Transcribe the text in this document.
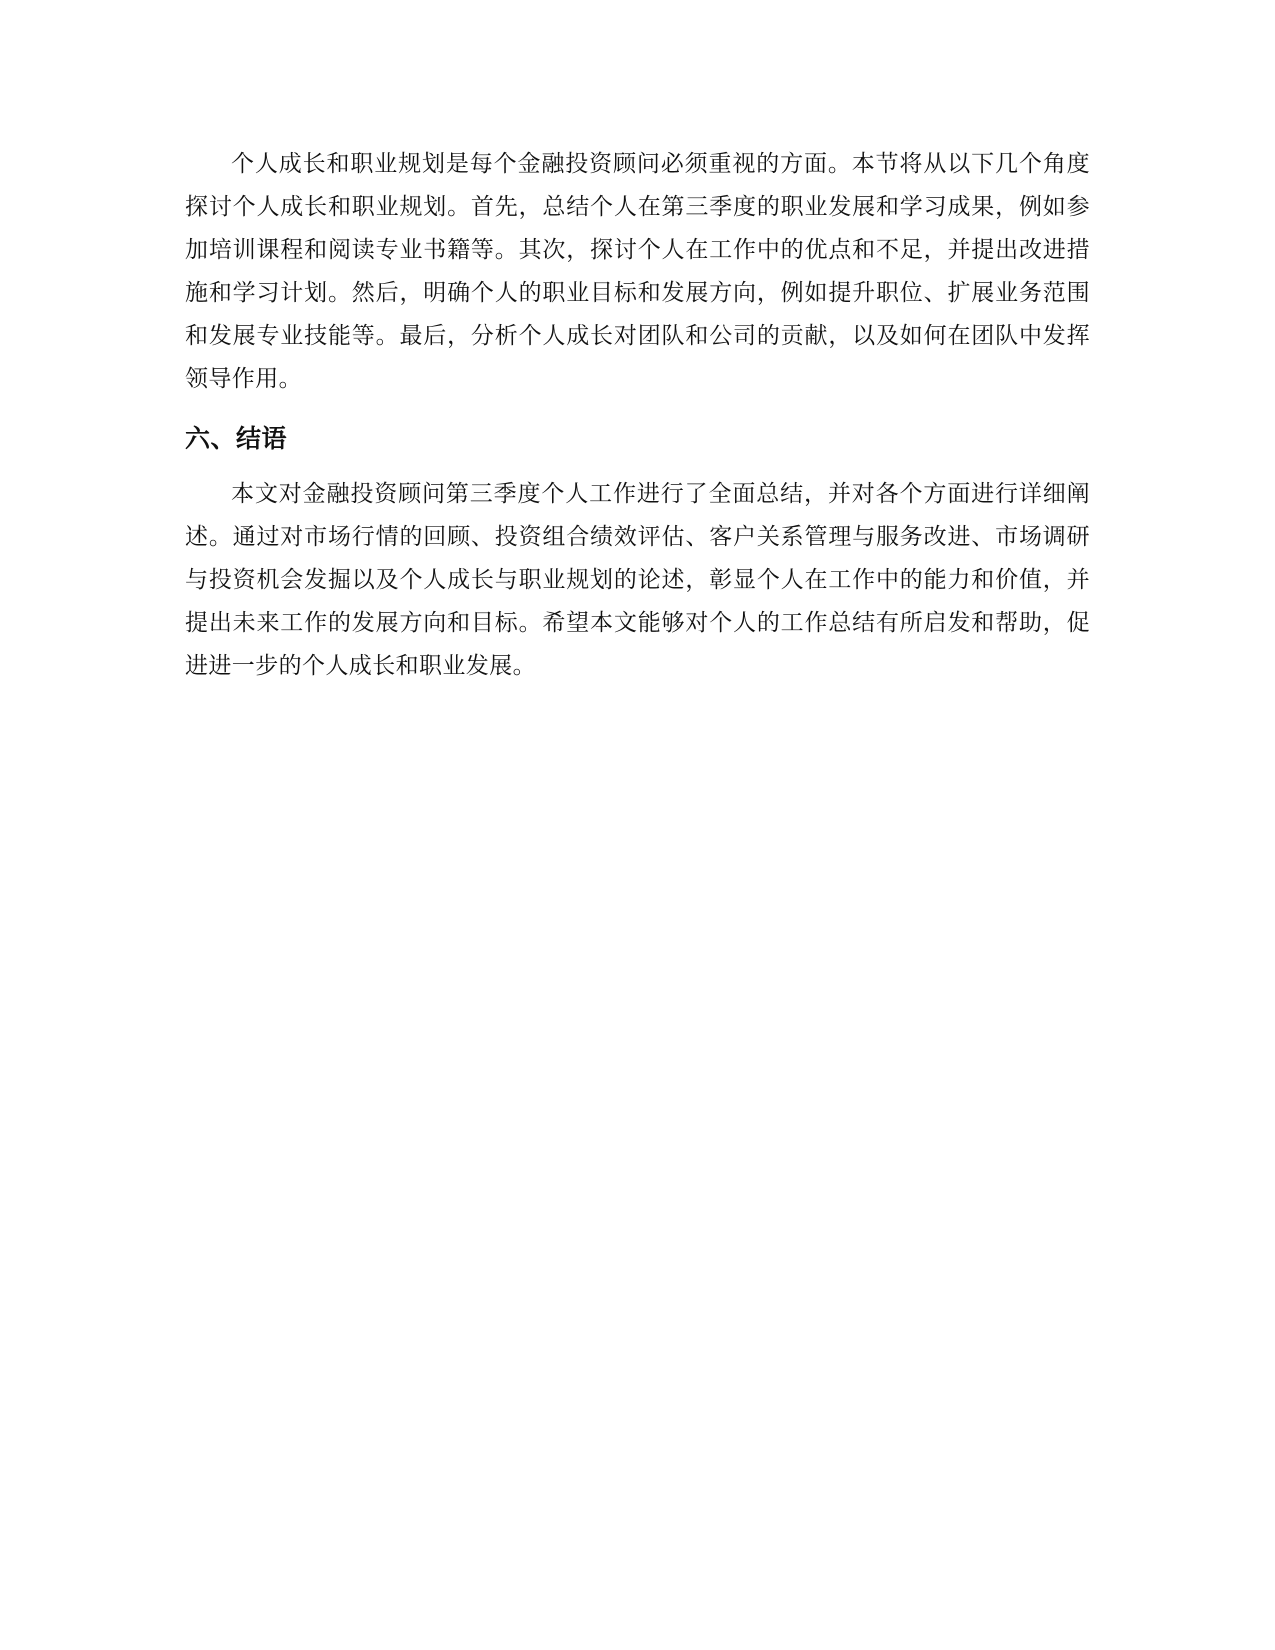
个人成长和职业规划是每个金融投资顾问必须重视的方面。本节将从以下几个角度探讨个人成长和职业规划。首先，总结个人在第三季度的职业发展和学习成果，例如参加培训课程和阅读专业书籍等。其次，探讨个人在工作中的优点和不足，并提出改进措施和学习计划。然后，明确个人的职业目标和发展方向，例如提升职位、扩展业务范围和发展专业技能等。最后，分析个人成长对团队和公司的贡献，以及如何在团队中发挥领导作用。

六、结语

本文对金融投资顾问第三季度个人工作进行了全面总结，并对各个方面进行详细阐述。通过对市场行情的回顾、投资组合绩效评估、客户关系管理与服务改进、市场调研与投资机会发掘以及个人成长与职业规划的论述，彰显个人在工作中的能力和价值，并提出未来工作的发展方向和目标。希望本文能够对个人的工作总结有所启发和帮助，促进进一步的个人成长和职业发展。
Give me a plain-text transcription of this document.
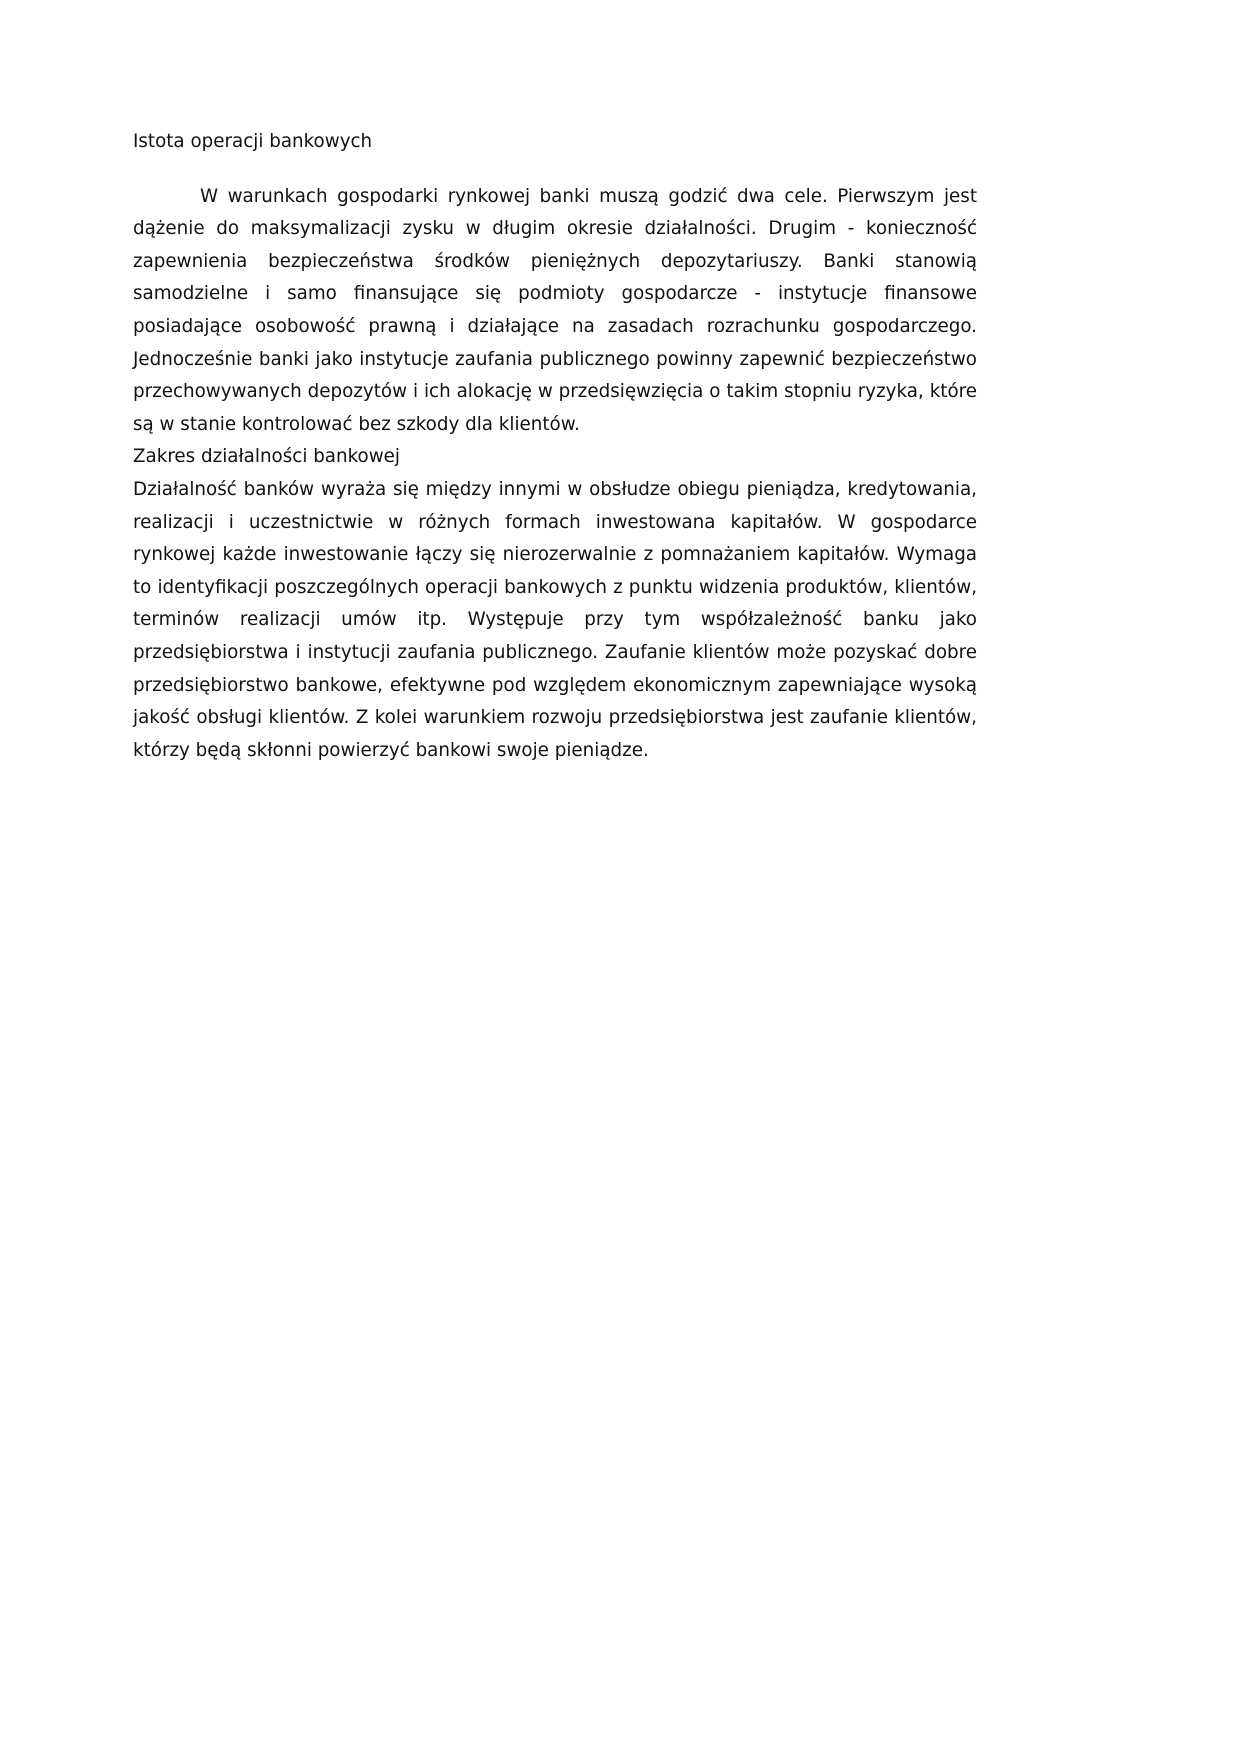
Istota operacji bankowych

W warunkach gospodarki rynkowej banki muszą godzić dwa cele. Pierwszym jest dążenie do maksymalizacji zysku w długim okresie działalności. Drugim - konieczność zapewnienia bezpieczeństwa środków pieniężnych depozytariuszy. Banki stanowią samodzielne i samo finansujące się podmioty gospodarcze - instytucje finansowe posiadające osobowość prawną i działające na zasadach rozrachunku gospodarczego. Jednocześnie banki jako instytucje zaufania publicznego powinny zapewnić bezpieczeństwo przechowywanych depozytów i ich alokację w przedsięwzięcia o takim stopniu ryzyka, które są w stanie kontrolować bez szkody dla klientów.

Zakres działalności bankowej

Działalność banków wyraża się między innymi w obsłudze obiegu pieniądza, kredytowania, realizacji i uczestnictwie w różnych formach inwestowana kapitałów. W gospodarce rynkowej każde inwestowanie łączy się nierozerwalnie z pomnażaniem kapitałów. Wymaga to identyfikacji poszczególnych operacji bankowych z punktu widzenia produktów, klientów, terminów realizacji umów itp. Występuje przy tym współzależność banku jako przedsiębiorstwa i instytucji zaufania publicznego. Zaufanie klientów może pozyskać dobre przedsiębiorstwo bankowe, efektywne pod względem ekonomicznym zapewniające wysoką jakość obsługi klientów. Z kolei warunkiem rozwoju przedsiębiorstwa jest zaufanie klientów, którzy będą skłonni powierzyć bankowi swoje pieniądze.
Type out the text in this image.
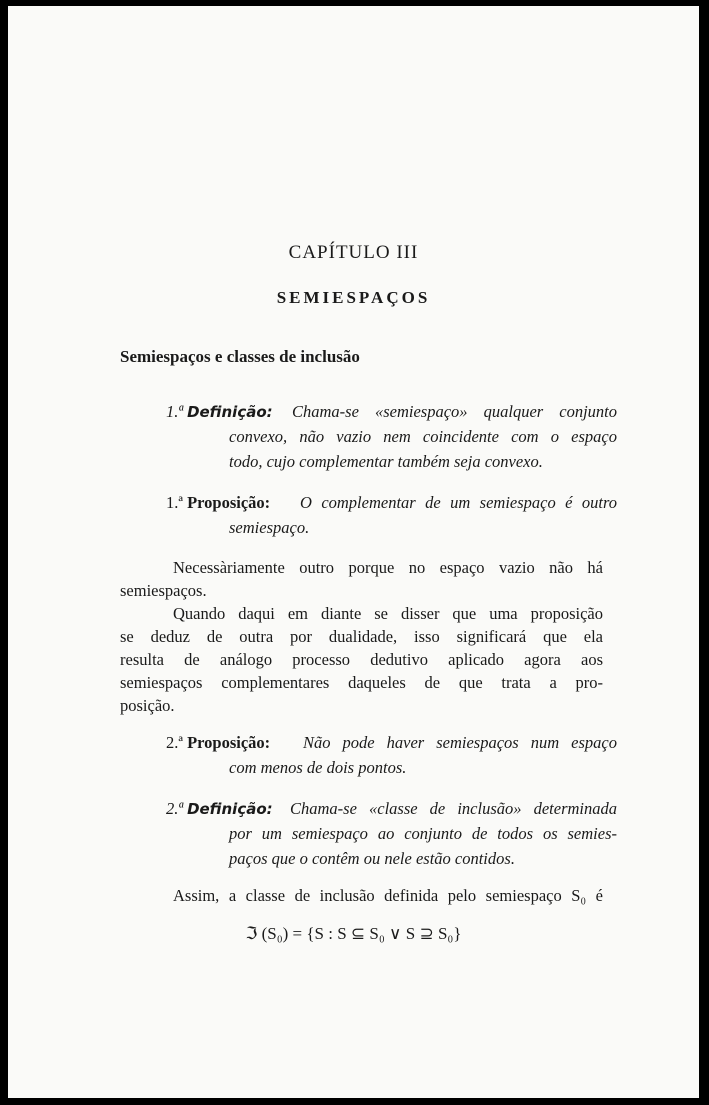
CAPÍTULO III
SEMIESPAÇOS
Semiespaços e classes de inclusão
1.ª Definição: Chama-se «semiespaço» qualquer conjunto
convexo, não vazio nem coincidente com o espaço
todo, cujo complementar também seja convexo.
1.ª Proposição: O complementar de um semiespaço é outro
semiespaço.
Necessàriamente outro porque no espaço vazio não há
semiespaços.
Quando daqui em diante se disser que uma proposição
se deduz de outra por dualidade, isso significará que ela
resulta de análogo processo dedutivo aplicado agora aos
semiespaços complementares daqueles de que trata a pro-
posição.
2.ª Proposição: Não pode haver semiespaços num espaço
com menos de dois pontos.
2.ª Definição: Chama-se «classe de inclusão» determinada
por um semiespaço ao conjunto de todos os semies-
paços que o contêm ou nele estão contidos.
Assim, a classe de inclusão definida pelo semiespaço S₀ é
ℑ (S₀) = {S : S ⊆ S₀ ∨ S ⊇ S₀}
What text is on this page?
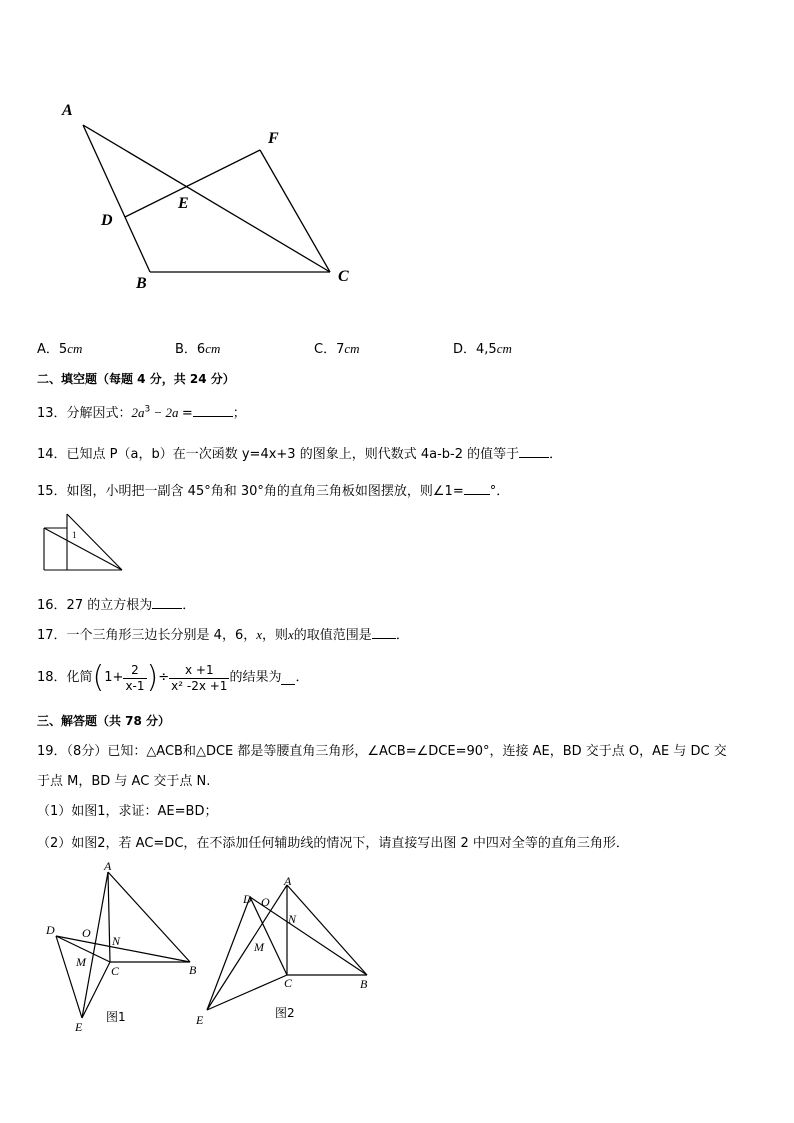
A
F
E
D
B	C
A．5cm	B．6cm	C．7cm	D．4,5cm
二、填空题（每题 4 分，共 24 分）
13．分解因式：$2a^3 - 2a$ =	；
14．已知点 P（a，b）在一次函数 y=4x+3 的图象上，则代数式 4a-b-2 的值等于 ．
15．如图，小明把一副含 45°角和 30°角的直角三角板如图摆放，则∠1= °．
1
16．27 的立方根为 ．
17．一个三角形三边长分别是 4，6，x，则x的取值范围是 ．
18．化简($1+ \frac{2}{x-1}$ )÷ $\frac{x +1}{\text{x² -2x +1}}$ 的结果为 ．
三、解答题（共 78 分）
19．（8分）已知：△ACB和△DCE 都是等腰直角三角形，∠ACB=∠DCE=90°，连接 AE，BD 交于点 O，AE 与 DC 交
于点 M，BD 与 AC 交于点 N.
（1）如图1，求证：AE=BD；
（2）如图2，若 AC=DC，在不添加任何辅助线的情况下，请直接写出图 2 中四对全等的直角三角形．
A
D O
N
M
C	B
E
图1
A
D O
N
M
C	B
E	图2
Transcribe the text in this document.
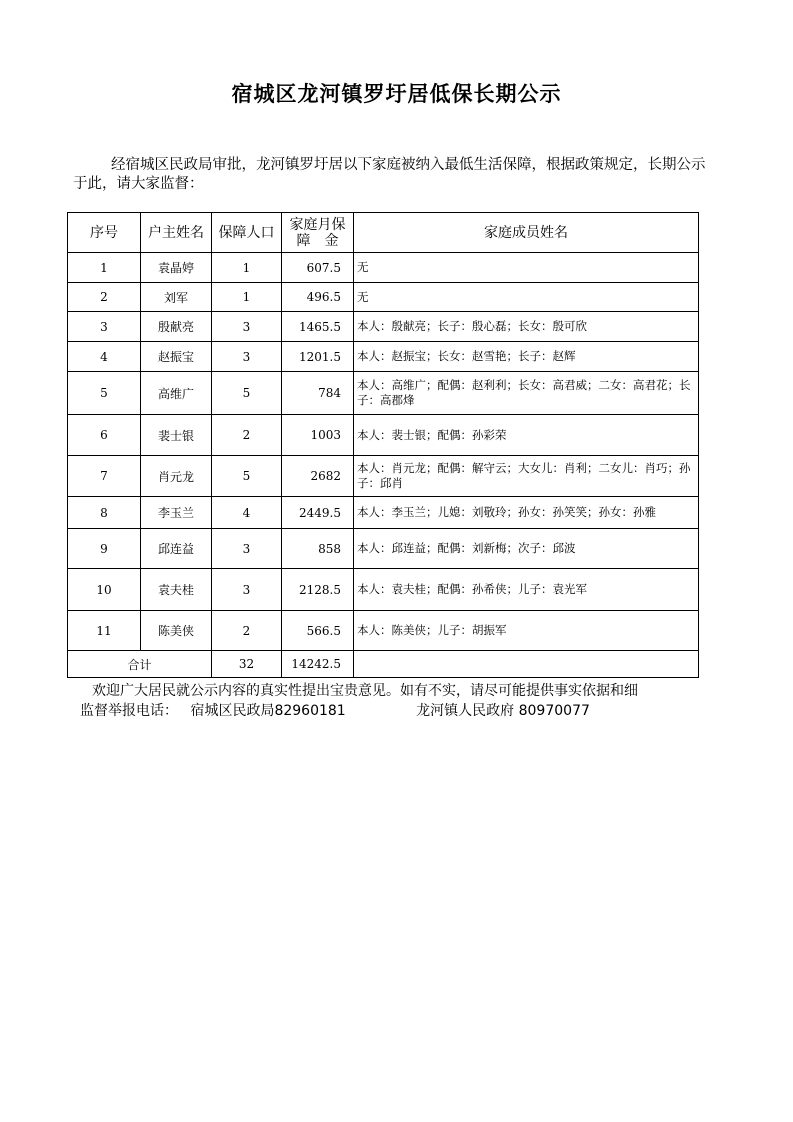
宿城区龙河镇罗圩居低保长期公示
经宿城区民政局审批，龙河镇罗圩居以下家庭被纳入最低生活保障，根据政策规定，长期公示于此，请大家监督：
序号	户主姓名	保障人口	家庭月保
障　金	家庭成员姓名
1	袁晶婷	1	607.5	无
2	刘军	1	496.5	无
3	殷献亮	3	1465.5	本人：殷献亮；长子：殷心磊；长女：殷可欣
4	赵振宝	3	1201.5	本人：赵振宝；长女：赵雪艳；长子：赵辉
5	高维广	5	784	本人：高维广；配偶：赵利利；长女：高君威；二女：高君花；长子：高郡烽
6	裴士银	2	1003	本人：裴士银；配偶：孙彩荣
7	肖元龙	5	2682	本人：肖元龙；配偶：解守云；大女儿：肖利；二女儿：肖巧；孙子：邱肖
8	李玉兰	4	2449.5	本人：李玉兰；儿媳：刘敬玲；孙女：孙笑笑；孙女：孙雅
9	邱连益	3	858	本人：邱连益；配偶：刘新梅；次子：邱波
10	袁夫桂	3	2128.5	本人：袁夫桂；配偶：孙希侠；儿子：袁光军
11	陈美侠	2	566.5	本人：陈美侠；儿子：胡振军
合计		32	14242.5	
欢迎广大居民就公示内容的真实性提出宝贵意见。如有不实，请尽可能提供事实依据和细
监督举报电话： 宿城区民政局82960181	龙河镇人民政府 80970077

## What this task involves
Make an exact copy of the lines of the records from the line containing "What text is on this page?" through the final line, both ends included, but not of the pictures.

## Result
What text is on this page?
A
F
E
D
B	C
A．5cm	B．6cm	C．7cm	D．4,5cm
二、填空题（每题 4 分，共 24 分）
13．分解因式：$2a^3 - 2a$ =	；
14．已知点 P（a，b）在一次函数 y=4x+3 的图象上，则代数式 4a-b-2 的值等于 ．
15．如图，小明把一副含 45°角和 30°角的直角三角板如图摆放，则∠1= °．
1
16．27 的立方根为 ．
17．一个三角形三边长分别是 4，6，x，则x的取值范围是 ．
18．化简($1+ \frac{2}{x-1}$ )÷ $\frac{x +1}{\text{x² -2x +1}}$ 的结果为 ．
三、解答题（共 78 分）
19．（8分）已知：△ACB和△DCE 都是等腰直角三角形，∠ACB=∠DCE=90°，连接 AE，BD 交于点 O，AE 与 DC 交
于点 M，BD 与 AC 交于点 N.
（1）如图1，求证：AE=BD；
（2）如图2，若 AC=DC，在不添加任何辅助线的情况下，请直接写出图 2 中四对全等的直角三角形．
A
D O
N
M
C	B
E
图1
A
D O
N
M
C	B
E	图2
Transcribe the text in this document.
宿城区龙河镇罗圩居低保长期公示
经宿城区民政局审批，龙河镇罗圩居以下家庭被纳入最低生活保障，根据政策规定，长期公示于此，请大家监督：
序号	户主姓名	保障人口	家庭月保
障　金	家庭成员姓名
1	袁晶婷	1	607.5	无
2	刘军	1	496.5	无
3	殷献亮	3	1465.5	本人：殷献亮；长子：殷心磊；长女：殷可欣
4	赵振宝	3	1201.5	本人：赵振宝；长女：赵雪艳；长子：赵辉
5	高维广	5	784	本人：高维广；配偶：赵利利；长女：高君威；二女：高君花；长子：高郡烽
6	裴士银	2	1003	本人：裴士银；配偶：孙彩荣
7	肖元龙	5	2682	本人：肖元龙；配偶：解守云；大女儿：肖利；二女儿：肖巧；孙子：邱肖
8	李玉兰	4	2449.5	本人：李玉兰；儿媳：刘敬玲；孙女：孙笑笑；孙女：孙雅
9	邱连益	3	858	本人：邱连益；配偶：刘新梅；次子：邱波
10	袁夫桂	3	2128.5	本人：袁夫桂；配偶：孙希侠；儿子：袁光军
11	陈美侠	2	566.5	本人：陈美侠；儿子：胡振军
合计		32	14242.5	
欢迎广大居民就公示内容的真实性提出宝贵意见。如有不实，请尽可能提供事实依据和细
监督举报电话： 宿城区民政局82960181	龙河镇人民政府 80970077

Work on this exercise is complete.